> [WHAT IS ASKED]: Produce a word-for-word copy of the listing below without its pictures.

>> Begin

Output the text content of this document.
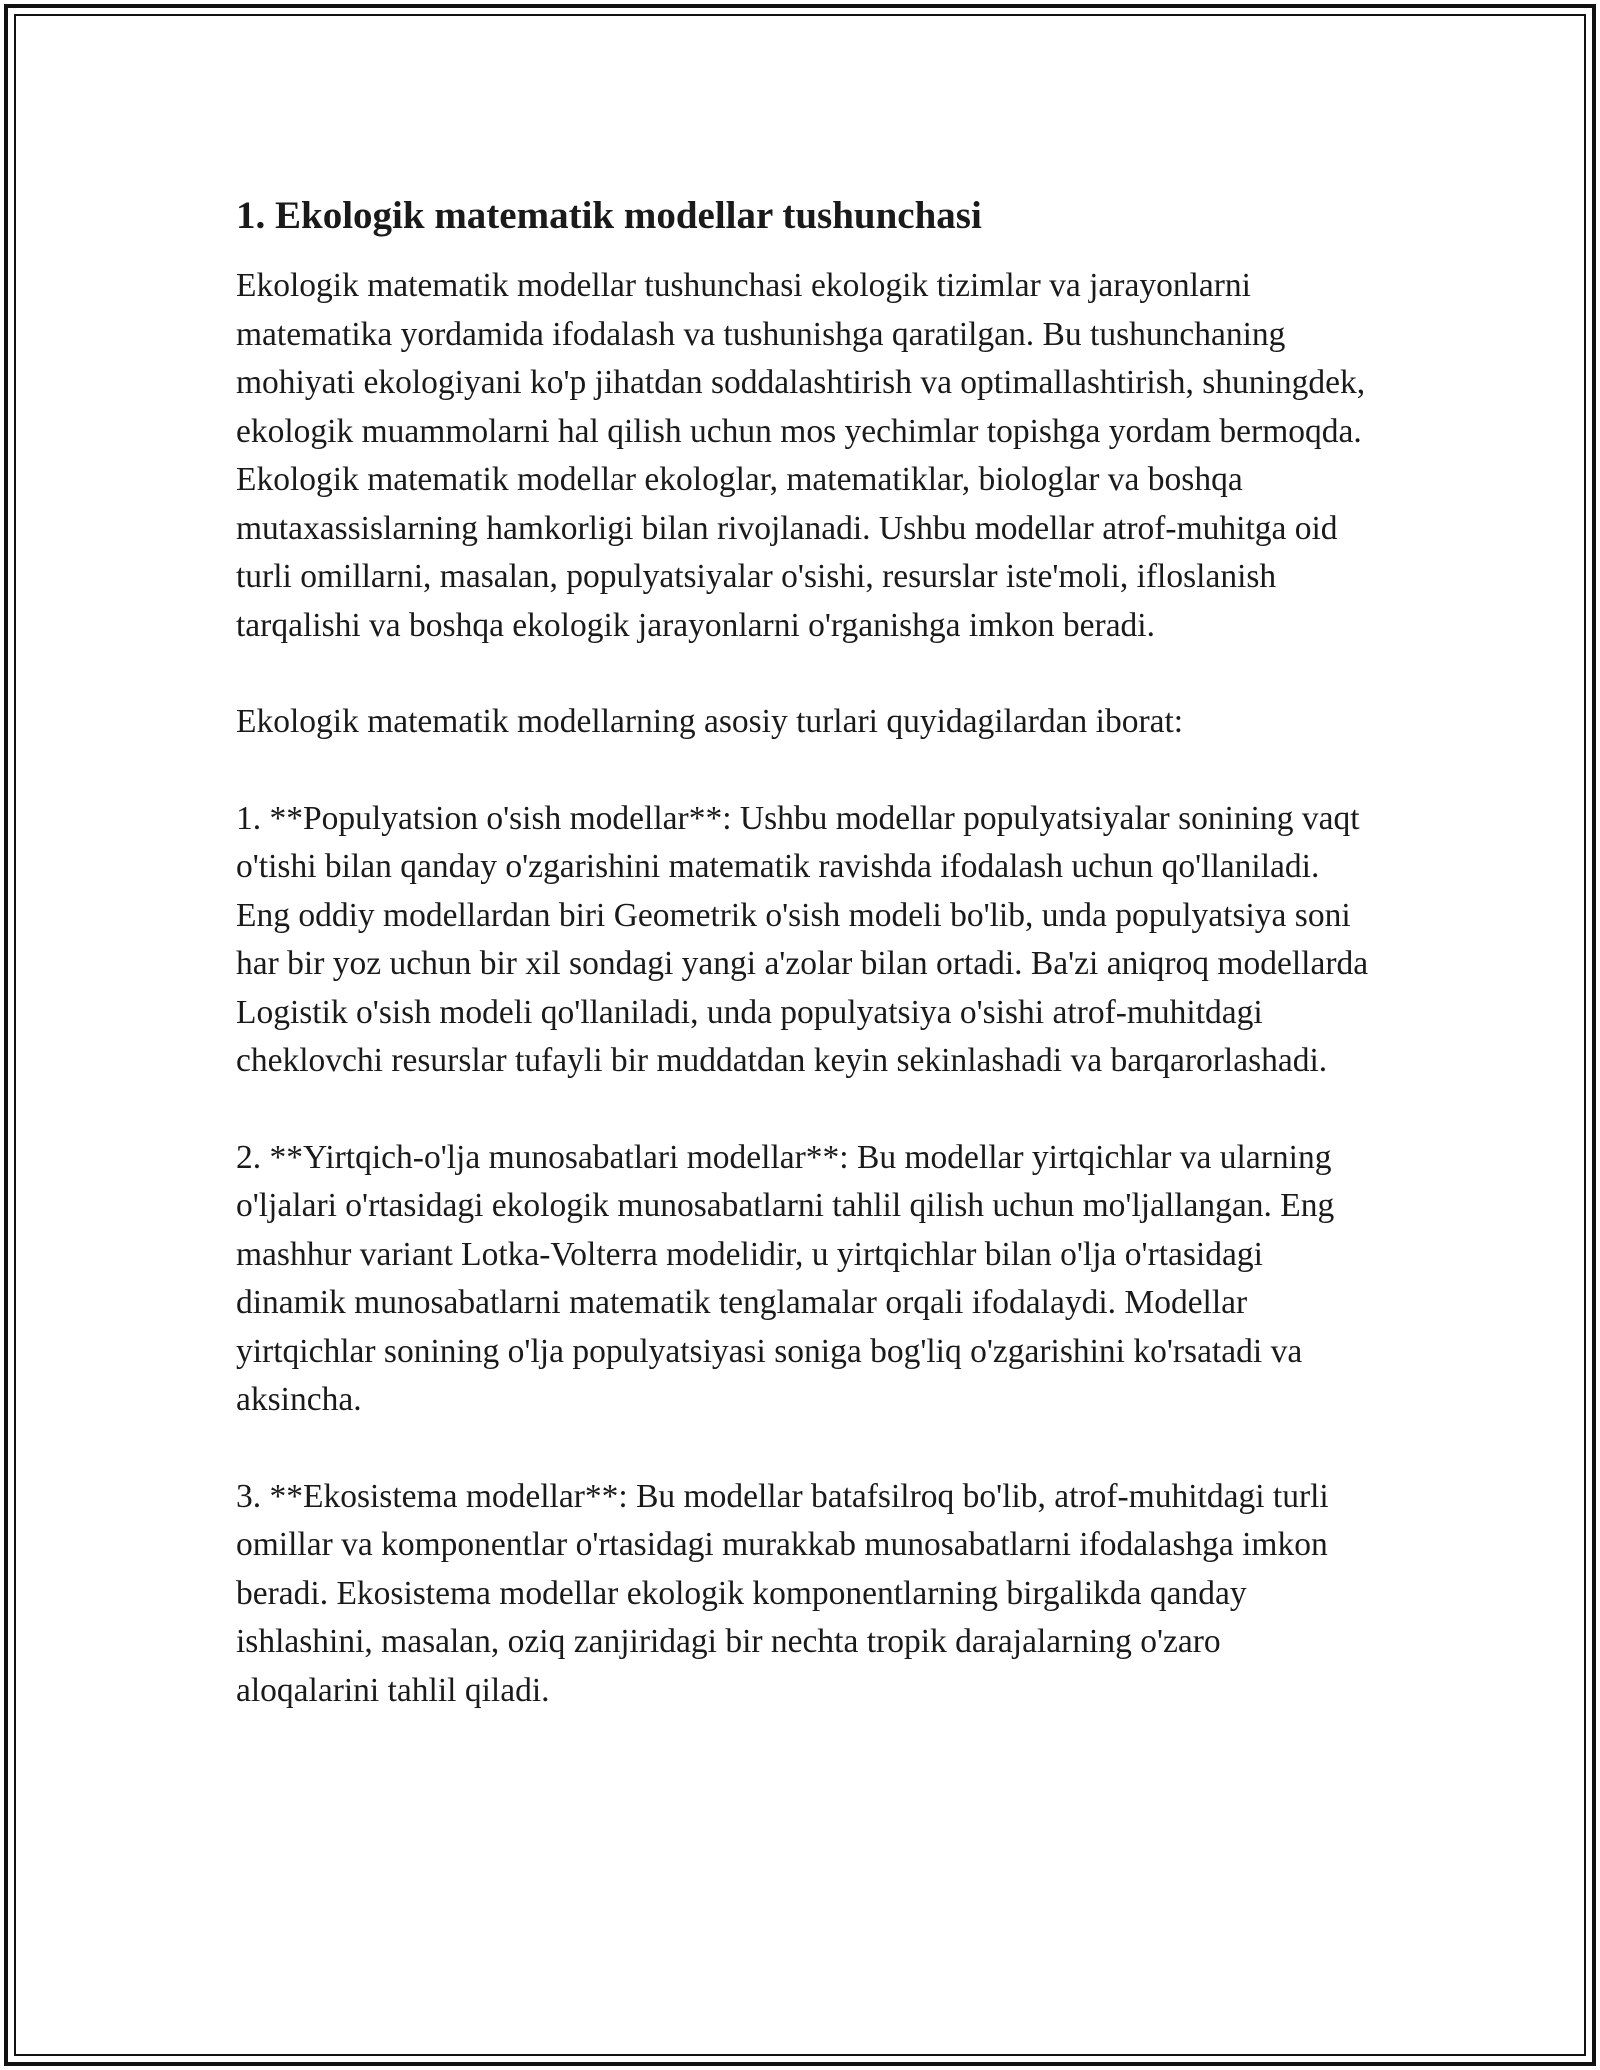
1. Ekologik matematik modellar tushunchasi

Ekologik matematik modellar tushunchasi ekologik tizimlar va jarayonlarni matematika yordamida ifodalash va tushunishga qaratilgan. Bu tushunchaning mohiyati ekologiyani ko'p jihatdan soddalashtirish va optimallashtirish, shuningdek, ekologik muammolarni hal qilish uchun mos yechimlar topishga yordam bermoqda. Ekologik matematik modellar ekologlar, matematiklar, biologlar va boshqa mutaxassislarning hamkorligi bilan rivojlanadi. Ushbu modellar atrof-muhitga oid turli omillarni, masalan, populyatsiyalar o'sishi, resurslar iste'moli, ifloslanish tarqalishi va boshqa ekologik jarayonlarni o'rganishga imkon beradi.

Ekologik matematik modellarning asosiy turlari quyidagilardan iborat:

1. **Populyatsion o'sish modellar**: Ushbu modellar populyatsiyalar sonining vaqt o'tishi bilan qanday o'zgarishini matematik ravishda ifodalash uchun qo'llaniladi. Eng oddiy modellardan biri Geometrik o'sish modeli bo'lib, unda populyatsiya soni har bir yoz uchun bir xil sondagi yangi a'zolar bilan ortadi. Ba'zi aniqroq modellarda Logistik o'sish modeli qo'llaniladi, unda populyatsiya o'sishi atrof-muhitdagi cheklovchi resurslar tufayli bir muddatdan keyin sekinlashadi va barqarorlashadi.

2. **Yirtqich-o'lja munosabatlari modellar**: Bu modellar yirtqichlar va ularning o'ljalari o'rtasidagi ekologik munosabatlarni tahlil qilish uchun mo'ljallangan. Eng mashhur variant Lotka-Volterra modelidir, u yirtqichlar bilan o'lja o'rtasidagi dinamik munosabatlarni matematik tenglamalar orqali ifodalaydi. Modellar yirtqichlar sonining o'lja populyatsiyasi soniga bog'liq o'zgarishini ko'rsatadi va aksincha.

3. **Ekosistema modellar**: Bu modellar batafsilroq bo'lib, atrof-muhitdagi turli omillar va komponentlar o'rtasidagi murakkab munosabatlarni ifodalashga imkon beradi. Ekosistema modellar ekologik komponentlarning birgalikda qanday ishlashini, masalan, oziq zanjiridagi bir nechta tropik darajalarning o'zaro aloqalarini tahlil qiladi.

>> End

> [OUTPUT]:
Output the text content of this document.
1. Ekologik matematik modellar tushunchasi

Ekologik matematik modellar tushunchasi ekologik tizimlar va jarayonlarni matematika yordamida ifodalash va tushunishga qaratilgan. Bu tushunchaning mohiyati ekologiyani ko'p jihatdan soddalashtirish va optimallashtirish, shuningdek, ekologik muammolarni hal qilish uchun mos yechimlar topishga yordam bermoqda. Ekologik matematik modellar ekologlar, matematiklar, biologlar va boshqa mutaxassislarning hamkorligi bilan rivojlanadi. Ushbu modellar atrof-muhitga oid turli omillarni, masalan, populyatsiyalar o'sishi, resurslar iste'moli, ifloslanish tarqalishi va boshqa ekologik jarayonlarni o'rganishga imkon beradi.

Ekologik matematik modellarning asosiy turlari quyidagilardan iborat:

1. **Populyatsion o'sish modellar**: Ushbu modellar populyatsiyalar sonining vaqt o'tishi bilan qanday o'zgarishini matematik ravishda ifodalash uchun qo'llaniladi. Eng oddiy modellardan biri Geometrik o'sish modeli bo'lib, unda populyatsiya soni har bir yoz uchun bir xil sondagi yangi a'zolar bilan ortadi. Ba'zi aniqroq modellarda Logistik o'sish modeli qo'llaniladi, unda populyatsiya o'sishi atrof-muhitdagi cheklovchi resurslar tufayli bir muddatdan keyin sekinlashadi va barqarorlashadi.

2. **Yirtqich-o'lja munosabatlari modellar**: Bu modellar yirtqichlar va ularning o'ljalari o'rtasidagi ekologik munosabatlarni tahlil qilish uchun mo'ljallangan. Eng mashhur variant Lotka-Volterra modelidir, u yirtqichlar bilan o'lja o'rtasidagi dinamik munosabatlarni matematik tenglamalar orqali ifodalaydi. Modellar yirtqichlar sonining o'lja populyatsiyasi soniga bog'liq o'zgarishini ko'rsatadi va aksincha.

3. **Ekosistema modellar**: Bu modellar batafsilroq bo'lib, atrof-muhitdagi turli omillar va komponentlar o'rtasidagi murakkab munosabatlarni ifodalashga imkon beradi. Ekosistema modellar ekologik komponentlarning birgalikda qanday ishlashini, masalan, oziq zanjiridagi bir nechta tropik darajalarning o'zaro aloqalarini tahlil qiladi.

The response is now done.